### [RECORDS SUPPLIED]

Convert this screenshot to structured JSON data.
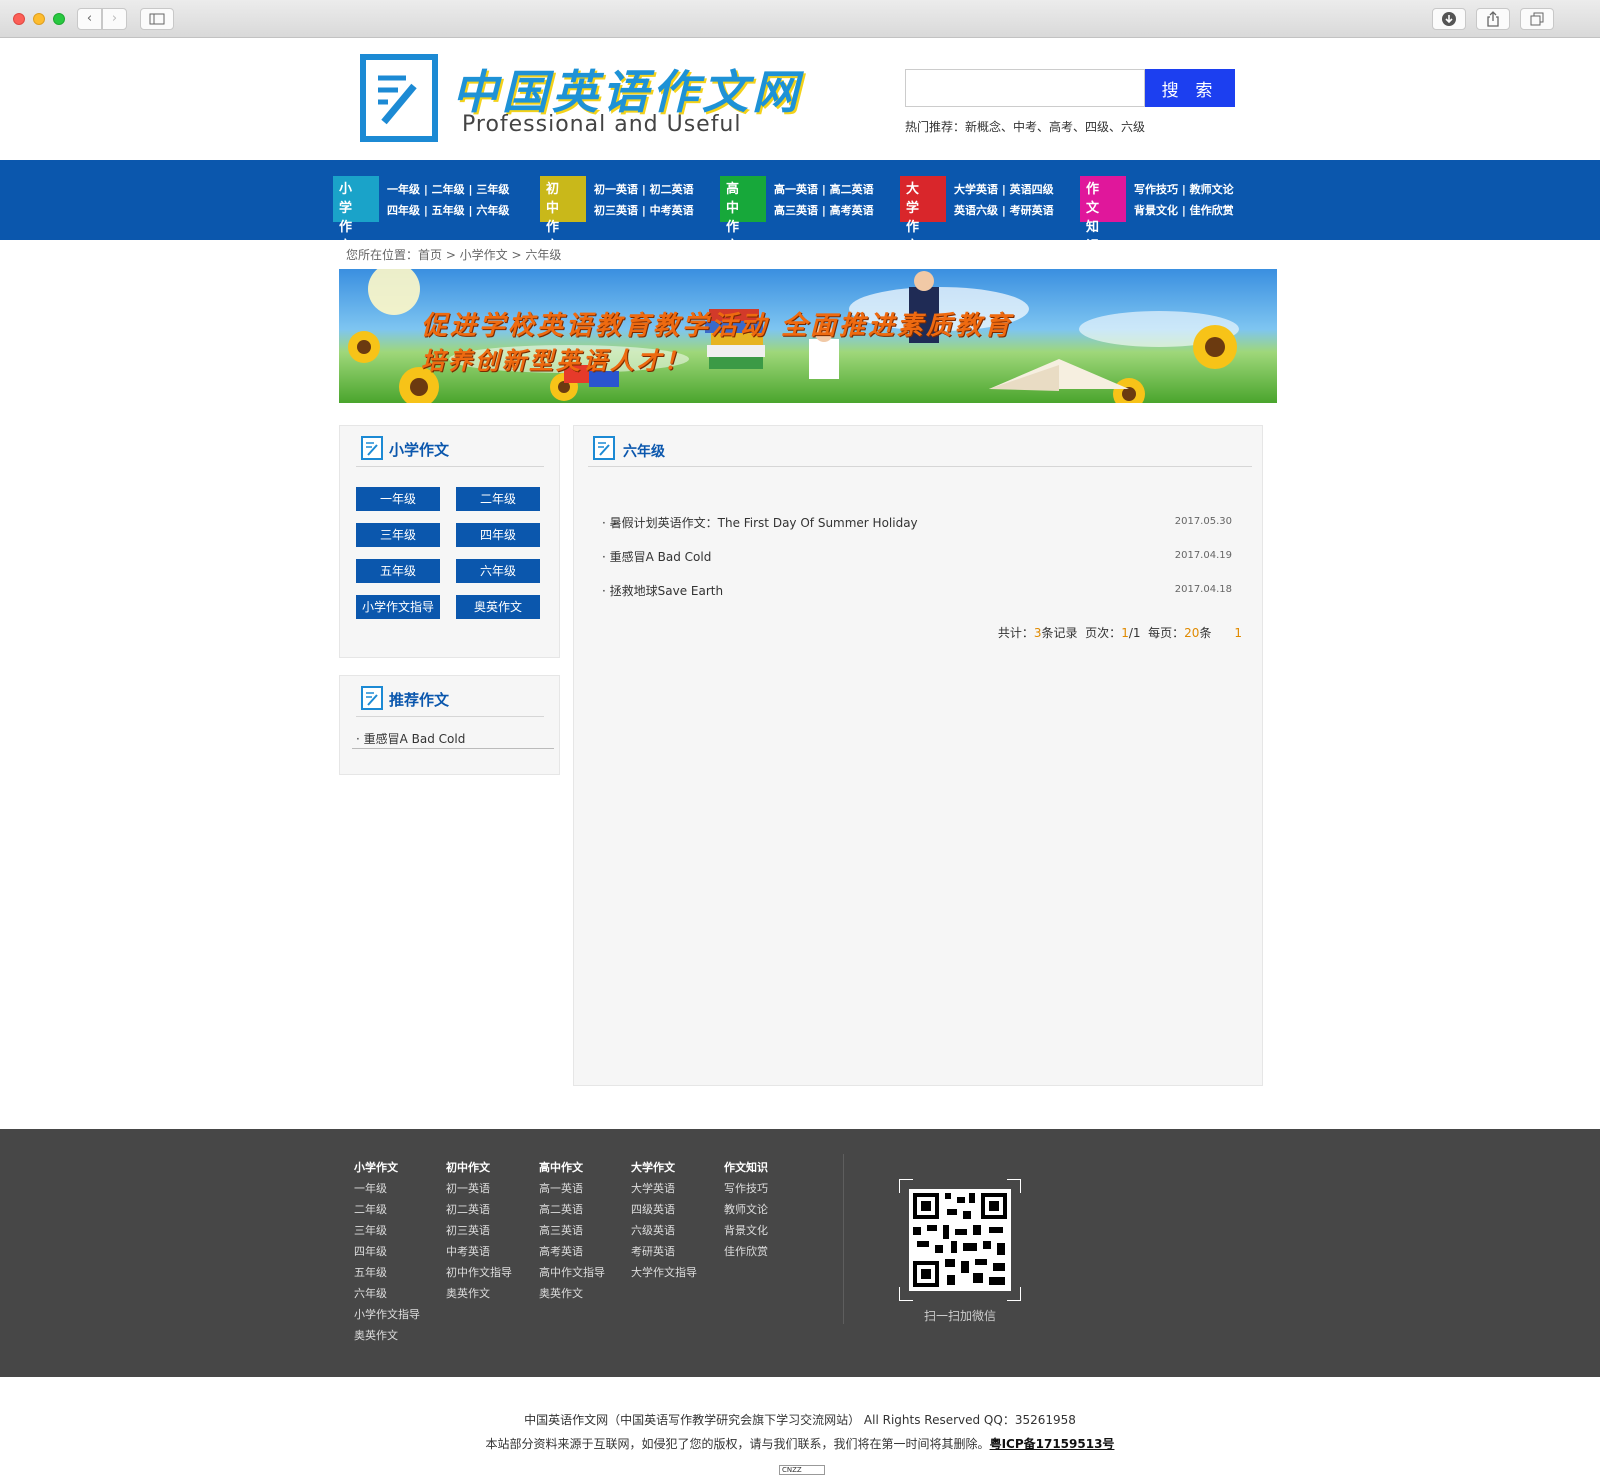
{
  "header": {
    "logo_cn": "中国英语作文网",
    "logo_en": "Professional and Useful",
    "search_placeholder": "",
    "search_button": "搜 索",
    "hot_label": "热门推荐：",
    "hot_links": "新概念、中考、高考、四级、六级"
  },
  "nav": [
    {
      "tag": "小 学 作 文",
      "color": "#1aa3c9",
      "line1": "一年级 | 二年级 | 三年级",
      "line2": "四年级 | 五年级 | 六年级"
    },
    {
      "tag": "初 中 作 文",
      "color": "#c9b81a",
      "line1": "初一英语 | 初二英语",
      "line2": "初三英语 | 中考英语"
    },
    {
      "tag": "高 中 作 文",
      "color": "#17a83a",
      "line1": "高一英语 | 高二英语",
      "line2": "高三英语 | 高考英语"
    },
    {
      "tag": "大 学 作 文",
      "color": "#d9262b",
      "line1": "大学英语 | 英语四级",
      "line2": "英语六级 | 考研英语"
    },
    {
      "tag": "作 文 知 识",
      "color": "#e0179b",
      "line1": "写作技巧 | 教师文论",
      "line2": "背景文化 | 佳作欣赏"
    }
  ],
  "breadcrumb": "您所在位置：首页 > 小学作文 >  六年级",
  "banner": {
    "line1": "促进学校英语教育教学活动   全面推进素质教育",
    "line2": "培养创新型英语人才！"
  },
  "side": {
    "title": "小学作文",
    "grades": [
      "一年级",
      "二年级",
      "三年级",
      "四年级",
      "五年级",
      "六年级",
      "小学作文指导",
      "奥英作文"
    ],
    "rec_title": "推荐作文",
    "rec_items": [
      "· 重感冒A Bad Cold"
    ]
  },
  "main": {
    "title": "六年级",
    "items": [
      {
        "title": "· 暑假计划英语作文：The First Day Of Summer Holiday",
        "date": "2017.05.30"
      },
      {
        "title": "· 重感冒A Bad Cold",
        "date": "2017.04.19"
      },
      {
        "title": "· 拯救地球Save Earth",
        "date": "2017.04.18"
      }
    ],
    "pager": {
      "total_label": "共计：",
      "total": "3",
      "records": "条记录",
      "page_label": "页次：",
      "page": "1",
      "pages": "/1",
      "per_label": "每页：",
      "per": "20",
      "per_unit": "条",
      "current": "1"
    }
  },
  "footer": {
    "columns": [
      {
        "head": "小学作文",
        "items": [
          "一年级",
          "二年级",
          "三年级",
          "四年级",
          "五年级",
          "六年级",
          "小学作文指导",
          "奥英作文"
        ]
      },
      {
        "head": "初中作文",
        "items": [
          "初一英语",
          "初二英语",
          "初三英语",
          "中考英语",
          "初中作文指导",
          "奥英作文"
        ]
      },
      {
        "head": "高中作文",
        "items": [
          "高一英语",
          "高二英语",
          "高三英语",
          "高考英语",
          "高中作文指导",
          "奥英作文"
        ]
      },
      {
        "head": "大学作文",
        "items": [
          "大学英语",
          "四级英语",
          "六级英语",
          "考研英语",
          "大学作文指导"
        ]
      },
      {
        "head": "作文知识",
        "items": [
          "写作技巧",
          "教师文论",
          "背景文化",
          "佳作欣赏"
        ]
      }
    ],
    "qr_caption": "扫一扫加微信",
    "copyright": "中国英语作文网（中国英语写作教学研究会旗下学习交流网站） All Rights Reserved  QQ：35261958",
    "notice": "本站部分资料来源于互联网，如侵犯了您的版权，请与我们联系，我们将在第一时间将其删除。",
    "icp": "粤ICP备17159513号",
    "cnzz": "CNZZ"
  }
}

### [TO DO]
Retype all the records shown above, character for character. Omit every picture.

### [RESULT OF THE TASK]
Convert this screenshot to structured JSON data.
{
  "header": {
    "logo_cn": "中国英语作文网",
    "logo_en": "Professional and Useful",
    "search_placeholder": "",
    "search_button": "搜 索",
    "hot_label": "热门推荐：",
    "hot_links": "新概念、中考、高考、四级、六级"
  },
  "nav": [
    {
      "tag": "小 学 作 文",
      "color": "#1aa3c9",
      "line1": "一年级 | 二年级 | 三年级",
      "line2": "四年级 | 五年级 | 六年级"
    },
    {
      "tag": "初 中 作 文",
      "color": "#c9b81a",
      "line1": "初一英语 | 初二英语",
      "line2": "初三英语 | 中考英语"
    },
    {
      "tag": "高 中 作 文",
      "color": "#17a83a",
      "line1": "高一英语 | 高二英语",
      "line2": "高三英语 | 高考英语"
    },
    {
      "tag": "大 学 作 文",
      "color": "#d9262b",
      "line1": "大学英语 | 英语四级",
      "line2": "英语六级 | 考研英语"
    },
    {
      "tag": "作 文 知 识",
      "color": "#e0179b",
      "line1": "写作技巧 | 教师文论",
      "line2": "背景文化 | 佳作欣赏"
    }
  ],
  "breadcrumb": "您所在位置：首页 > 小学作文 >  六年级",
  "banner": {
    "line1": "促进学校英语教育教学活动   全面推进素质教育",
    "line2": "培养创新型英语人才！"
  },
  "side": {
    "title": "小学作文",
    "grades": [
      "一年级",
      "二年级",
      "三年级",
      "四年级",
      "五年级",
      "六年级",
      "小学作文指导",
      "奥英作文"
    ],
    "rec_title": "推荐作文",
    "rec_items": [
      "· 重感冒A Bad Cold"
    ]
  },
  "main": {
    "title": "六年级",
    "items": [
      {
        "title": "· 暑假计划英语作文：The First Day Of Summer Holiday",
        "date": "2017.05.30"
      },
      {
        "title": "· 重感冒A Bad Cold",
        "date": "2017.04.19"
      },
      {
        "title": "· 拯救地球Save Earth",
        "date": "2017.04.18"
      }
    ],
    "pager": {
      "total_label": "共计：",
      "total": "3",
      "records": "条记录",
      "page_label": "页次：",
      "page": "1",
      "pages": "/1",
      "per_label": "每页：",
      "per": "20",
      "per_unit": "条",
      "current": "1"
    }
  },
  "footer": {
    "columns": [
      {
        "head": "小学作文",
        "items": [
          "一年级",
          "二年级",
          "三年级",
          "四年级",
          "五年级",
          "六年级",
          "小学作文指导",
          "奥英作文"
        ]
      },
      {
        "head": "初中作文",
        "items": [
          "初一英语",
          "初二英语",
          "初三英语",
          "中考英语",
          "初中作文指导",
          "奥英作文"
        ]
      },
      {
        "head": "高中作文",
        "items": [
          "高一英语",
          "高二英语",
          "高三英语",
          "高考英语",
          "高中作文指导",
          "奥英作文"
        ]
      },
      {
        "head": "大学作文",
        "items": [
          "大学英语",
          "四级英语",
          "六级英语",
          "考研英语",
          "大学作文指导"
        ]
      },
      {
        "head": "作文知识",
        "items": [
          "写作技巧",
          "教师文论",
          "背景文化",
          "佳作欣赏"
        ]
      }
    ],
    "qr_caption": "扫一扫加微信",
    "copyright": "中国英语作文网（中国英语写作教学研究会旗下学习交流网站） All Rights Reserved  QQ：35261958",
    "notice": "本站部分资料来源于互联网，如侵犯了您的版权，请与我们联系，我们将在第一时间将其删除。",
    "icp": "粤ICP备17159513号",
    "cnzz": "CNZZ"
  }
}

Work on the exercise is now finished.